==== READING TEXT ====

When will we implement UMTS W-CDMA 3G? It's anyone's guess, as carriers try to find data applications and services to support such a massive build-out. With all the 3G delays and 2.5G successes, you must wonder if we shouldn't just skip 3G and go directly to the proposed OFDM-based 4G systems with full software-defined radios.
Wireless LANs... And PANs: Wireless local area networks (WLANs) are by far the fastest growing wireless segment. While the triple-digit percentage increases of the past two years have quickly gone away, WLANs have been a bright spot in this otherwise bleak downturn. Wireless' convenience and flexibility in a LAN is well known. But it took a widely accepted Ethernet standard (IEEE 802.11b) and a tough interoperability certification program (Wi-Fi) to make it successful. Now 802.11b WLAN connections, which are common in enterprise offices, dominate home networking and implement wireless Internet access points.
The 802.11b standard specifies DSSS in the 2.4-GHz ISM band to achieve a data rate of up to 11 Mbits/s at distances up to about 100 meters, indoors and out. The newer 802.11a radio modems giving up to 54 Mbits/s in the 5-GHz band use OFDM, so they are very robust in noisy and multipath environments. But the range is limited to about 100 feet.
Earlier this year, the IEEE standards committee approved the 802.11g standard, which provides a speed upgrade path to 54 Mbits/s for the 802.11b modems in the 2.4-GHz band. Numerous vendors have already announced multiband, multimode chips combining 802.11a/b and 802.11a/b/g.
Right now, the main issue in wireless Ethernet is security. The 802.11b standard provides security as an encryption algorithm called WEP, but many who use WLANs either don't know that it's available or fail to enable it. The IEEE standards groups and some vendors have been working on increased security measures for both wired and wireless Ethernet.

==== EXTRACTED MATERIAL ====

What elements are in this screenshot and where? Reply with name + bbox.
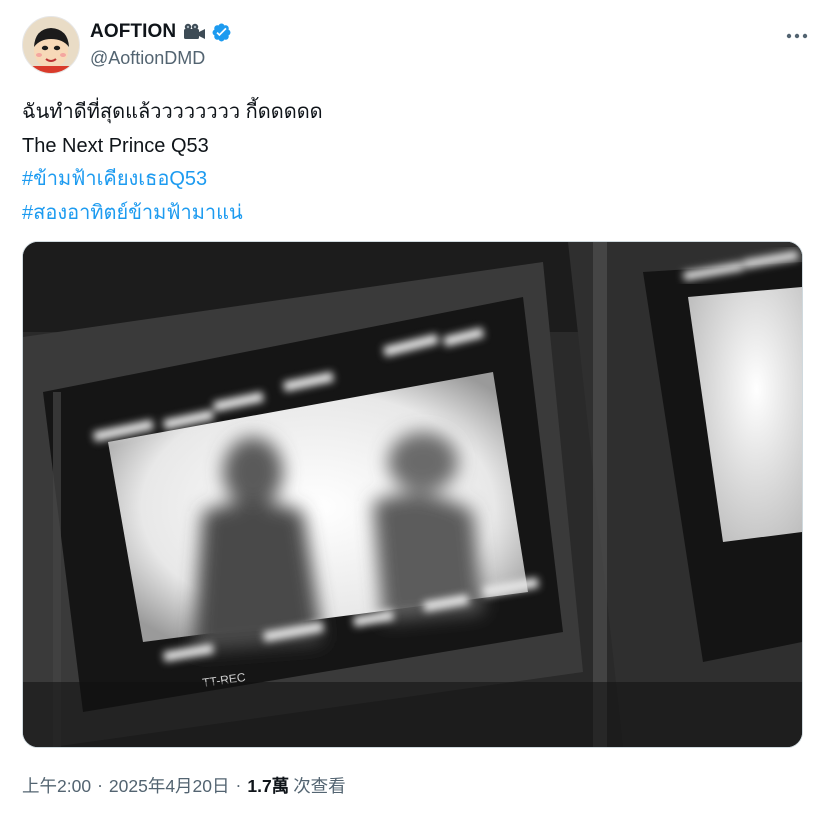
hashtag-link[interactable]: #ข้ามฟ้าเคียงเธอQ53 — [22, 163, 802, 197]
tweet-line: ฉันทำดีที่สุดแล้วววววววว กี้ดดดดด — [22, 101, 323, 123]
author-names: AOFTION @AoftionDMD — [90, 19, 232, 69]
display-name[interactable]: AOFTION — [90, 21, 176, 43]
verified-badge-icon[interactable] — [211, 22, 232, 43]
author-handle[interactable]: @AoftionDMD — [90, 48, 232, 69]
tweet-header: AOFTION @AoftionDMD — [22, 16, 812, 76]
meta-separator: · — [97, 775, 103, 795]
views-count[interactable]: 1.7萬 — [247, 773, 289, 798]
more-options-icon[interactable] — [782, 26, 812, 46]
avatar[interactable] — [22, 16, 80, 74]
display-name-row: AOFTION — [90, 19, 232, 45]
views-label: 次查看 — [293, 776, 346, 796]
tweet-time[interactable]: 上午2:00 — [22, 773, 91, 798]
hashtag-link[interactable]: #สองอาทิตย์ข้ามฟ้ามาแน่ — [22, 197, 802, 231]
movie-camera-icon — [183, 23, 207, 41]
tweet-line: The Next Prince Q53 — [22, 134, 209, 157]
tweet-date[interactable]: 2025年4月20日 — [109, 773, 230, 798]
tweet-text: ฉันทำดีที่สุดแล้วววววววว กี้ดดดดด The Ne… — [22, 96, 802, 230]
meta-separator: · — [235, 775, 242, 795]
tweet-meta: 上午2:00 · 2025年4月20日 · 1.7萬 次查看 — [22, 773, 346, 798]
tweet-photo[interactable]: TT-REC — [22, 241, 803, 748]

====

STATED PROBLEM
Restate the stretch of the wireless networking text from "The 802.11b standard specifies" through "about 100 feet.", substituting "inside and outside" for "indoors and out".

SOLVED EXERCISE
The 802.11b standard specifies DSSS in the 2.4-GHz ISM band to achieve a data rate of up to 11 Mbits/s at distances up to about 100 meters, inside and outside. The newer 802.11a radio modems giving up to 54 Mbits/s in the 5-GHz band use OFDM, so they are very robust in noisy and multipath environments. But the range is limited to about 100 feet.